# Start of DATA IN THIS EXERCISE

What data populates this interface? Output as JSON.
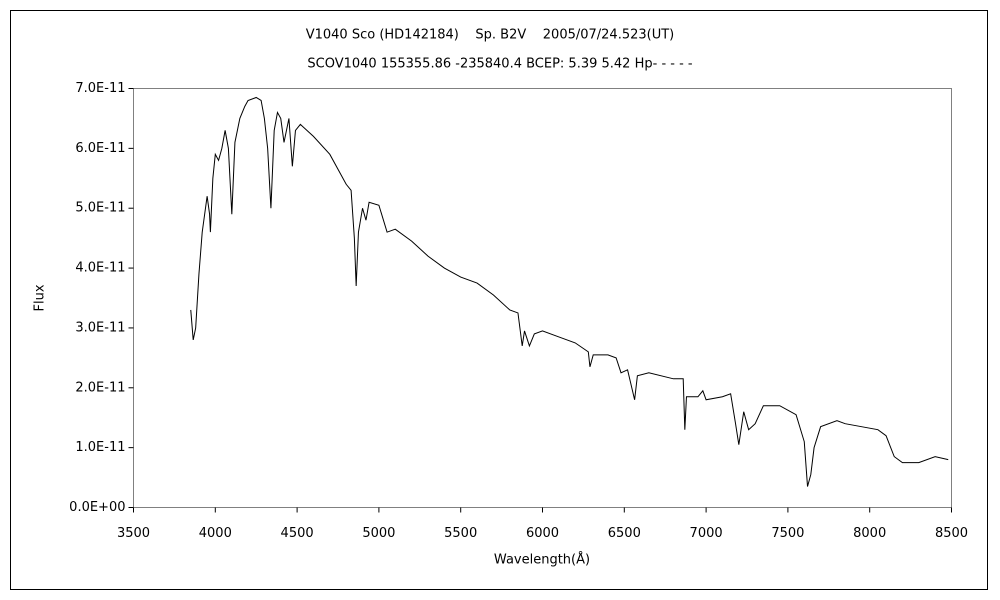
{
  "chart_data": {
    "type": "line",
    "title": "V1040 Sco (HD142184)    Sp. B2V    2005/07/24.523(UT)",
    "subtitle": "SCOV1040 155355.86 -235840.4 BCEP: 5.39 5.42 Hp- - - - -",
    "x_label": "Wavelength(Å)",
    "y_label": "Flux",
    "color": "#000000",
    "grid": false,
    "xlim": [
      3500,
      8500
    ],
    "xticks": [
      3500,
      4000,
      4500,
      5000,
      5500,
      6000,
      6500,
      7000,
      7500,
      8000,
      8500
    ],
    "ylim": [
      0,
      7e-11
    ],
    "yticks": [
      {
        "value": 0,
        "label": "0.0E+00"
      },
      {
        "value": 1e-11,
        "label": "1.0E-11"
      },
      {
        "value": 2e-11,
        "label": "2.0E-11"
      },
      {
        "value": 3e-11,
        "label": "3.0E-11"
      },
      {
        "value": 4e-11,
        "label": "4.0E-11"
      },
      {
        "value": 5e-11,
        "label": "5.0E-11"
      },
      {
        "value": 6e-11,
        "label": "6.0E-11"
      },
      {
        "value": 7e-11,
        "label": "7.0E-11"
      }
    ],
    "x": [
      3850,
      3865,
      3880,
      3900,
      3920,
      3950,
      3965,
      3970,
      3985,
      4000,
      4020,
      4040,
      4060,
      4080,
      4101,
      4120,
      4150,
      4180,
      4200,
      4250,
      4280,
      4300,
      4320,
      4340,
      4360,
      4380,
      4400,
      4420,
      4450,
      4471,
      4490,
      4520,
      4600,
      4700,
      4800,
      4830,
      4850,
      4861,
      4875,
      4900,
      4921,
      4940,
      5000,
      5050,
      5100,
      5200,
      5300,
      5400,
      5500,
      5600,
      5700,
      5800,
      5850,
      5876,
      5890,
      5920,
      5950,
      6000,
      6100,
      6200,
      6280,
      6290,
      6310,
      6400,
      6450,
      6480,
      6520,
      6563,
      6580,
      6650,
      6800,
      6860,
      6870,
      6880,
      6950,
      6980,
      7000,
      7100,
      7150,
      7180,
      7200,
      7230,
      7260,
      7300,
      7350,
      7450,
      7550,
      7600,
      7620,
      7640,
      7660,
      7700,
      7800,
      7850,
      7950,
      8050,
      8100,
      8150,
      8200,
      8300,
      8400,
      8480
    ],
    "values": [
      3.3e-11,
      2.8e-11,
      3e-11,
      3.9e-11,
      4.6e-11,
      5.2e-11,
      4.9e-11,
      4.6e-11,
      5.5e-11,
      5.9e-11,
      5.8e-11,
      6e-11,
      6.3e-11,
      6e-11,
      4.9e-11,
      6.1e-11,
      6.5e-11,
      6.7e-11,
      6.8e-11,
      6.85e-11,
      6.8e-11,
      6.5e-11,
      6e-11,
      5e-11,
      6.3e-11,
      6.6e-11,
      6.5e-11,
      6.1e-11,
      6.5e-11,
      5.7e-11,
      6.3e-11,
      6.4e-11,
      6.2e-11,
      5.9e-11,
      5.4e-11,
      5.3e-11,
      4.5e-11,
      3.7e-11,
      4.6e-11,
      5e-11,
      4.8e-11,
      5.1e-11,
      5.05e-11,
      4.6e-11,
      4.65e-11,
      4.45e-11,
      4.2e-11,
      4e-11,
      3.85e-11,
      3.75e-11,
      3.55e-11,
      3.3e-11,
      3.25e-11,
      2.7e-11,
      2.95e-11,
      2.7e-11,
      2.9e-11,
      2.95e-11,
      2.85e-11,
      2.75e-11,
      2.6e-11,
      2.35e-11,
      2.55e-11,
      2.55e-11,
      2.5e-11,
      2.25e-11,
      2.3e-11,
      1.8e-11,
      2.2e-11,
      2.25e-11,
      2.15e-11,
      2.15e-11,
      1.3e-11,
      1.85e-11,
      1.85e-11,
      1.95e-11,
      1.8e-11,
      1.85e-11,
      1.9e-11,
      1.4e-11,
      1.05e-11,
      1.6e-11,
      1.3e-11,
      1.4e-11,
      1.7e-11,
      1.7e-11,
      1.55e-11,
      1.1e-11,
      3.5e-12,
      5.5e-12,
      1e-11,
      1.35e-11,
      1.45e-11,
      1.4e-11,
      1.35e-11,
      1.3e-11,
      1.2e-11,
      8.5e-12,
      7.5e-12,
      7.5e-12,
      8.5e-12,
      8e-12
    ]
  }
}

# End of DATA IN THIS EXERCISE

■ YOUR GOAL: Write the full listing out again with every line unchanged, but include no pictures.

■ ANSWER FOR THE TASK:
What data populates this interface? Output as JSON.
{
  "chart_data": {
    "type": "line",
    "title": "V1040 Sco (HD142184)    Sp. B2V    2005/07/24.523(UT)",
    "subtitle": "SCOV1040 155355.86 -235840.4 BCEP: 5.39 5.42 Hp- - - - -",
    "x_label": "Wavelength(Å)",
    "y_label": "Flux",
    "color": "#000000",
    "grid": false,
    "xlim": [
      3500,
      8500
    ],
    "xticks": [
      3500,
      4000,
      4500,
      5000,
      5500,
      6000,
      6500,
      7000,
      7500,
      8000,
      8500
    ],
    "ylim": [
      0,
      7e-11
    ],
    "yticks": [
      {
        "value": 0,
        "label": "0.0E+00"
      },
      {
        "value": 1e-11,
        "label": "1.0E-11"
      },
      {
        "value": 2e-11,
        "label": "2.0E-11"
      },
      {
        "value": 3e-11,
        "label": "3.0E-11"
      },
      {
        "value": 4e-11,
        "label": "4.0E-11"
      },
      {
        "value": 5e-11,
        "label": "5.0E-11"
      },
      {
        "value": 6e-11,
        "label": "6.0E-11"
      },
      {
        "value": 7e-11,
        "label": "7.0E-11"
      }
    ],
    "x": [
      3850,
      3865,
      3880,
      3900,
      3920,
      3950,
      3965,
      3970,
      3985,
      4000,
      4020,
      4040,
      4060,
      4080,
      4101,
      4120,
      4150,
      4180,
      4200,
      4250,
      4280,
      4300,
      4320,
      4340,
      4360,
      4380,
      4400,
      4420,
      4450,
      4471,
      4490,
      4520,
      4600,
      4700,
      4800,
      4830,
      4850,
      4861,
      4875,
      4900,
      4921,
      4940,
      5000,
      5050,
      5100,
      5200,
      5300,
      5400,
      5500,
      5600,
      5700,
      5800,
      5850,
      5876,
      5890,
      5920,
      5950,
      6000,
      6100,
      6200,
      6280,
      6290,
      6310,
      6400,
      6450,
      6480,
      6520,
      6563,
      6580,
      6650,
      6800,
      6860,
      6870,
      6880,
      6950,
      6980,
      7000,
      7100,
      7150,
      7180,
      7200,
      7230,
      7260,
      7300,
      7350,
      7450,
      7550,
      7600,
      7620,
      7640,
      7660,
      7700,
      7800,
      7850,
      7950,
      8050,
      8100,
      8150,
      8200,
      8300,
      8400,
      8480
    ],
    "values": [
      3.3e-11,
      2.8e-11,
      3e-11,
      3.9e-11,
      4.6e-11,
      5.2e-11,
      4.9e-11,
      4.6e-11,
      5.5e-11,
      5.9e-11,
      5.8e-11,
      6e-11,
      6.3e-11,
      6e-11,
      4.9e-11,
      6.1e-11,
      6.5e-11,
      6.7e-11,
      6.8e-11,
      6.85e-11,
      6.8e-11,
      6.5e-11,
      6e-11,
      5e-11,
      6.3e-11,
      6.6e-11,
      6.5e-11,
      6.1e-11,
      6.5e-11,
      5.7e-11,
      6.3e-11,
      6.4e-11,
      6.2e-11,
      5.9e-11,
      5.4e-11,
      5.3e-11,
      4.5e-11,
      3.7e-11,
      4.6e-11,
      5e-11,
      4.8e-11,
      5.1e-11,
      5.05e-11,
      4.6e-11,
      4.65e-11,
      4.45e-11,
      4.2e-11,
      4e-11,
      3.85e-11,
      3.75e-11,
      3.55e-11,
      3.3e-11,
      3.25e-11,
      2.7e-11,
      2.95e-11,
      2.7e-11,
      2.9e-11,
      2.95e-11,
      2.85e-11,
      2.75e-11,
      2.6e-11,
      2.35e-11,
      2.55e-11,
      2.55e-11,
      2.5e-11,
      2.25e-11,
      2.3e-11,
      1.8e-11,
      2.2e-11,
      2.25e-11,
      2.15e-11,
      2.15e-11,
      1.3e-11,
      1.85e-11,
      1.85e-11,
      1.95e-11,
      1.8e-11,
      1.85e-11,
      1.9e-11,
      1.4e-11,
      1.05e-11,
      1.6e-11,
      1.3e-11,
      1.4e-11,
      1.7e-11,
      1.7e-11,
      1.55e-11,
      1.1e-11,
      3.5e-12,
      5.5e-12,
      1e-11,
      1.35e-11,
      1.45e-11,
      1.4e-11,
      1.35e-11,
      1.3e-11,
      1.2e-11,
      8.5e-12,
      7.5e-12,
      7.5e-12,
      8.5e-12,
      8e-12
    ]
  }
}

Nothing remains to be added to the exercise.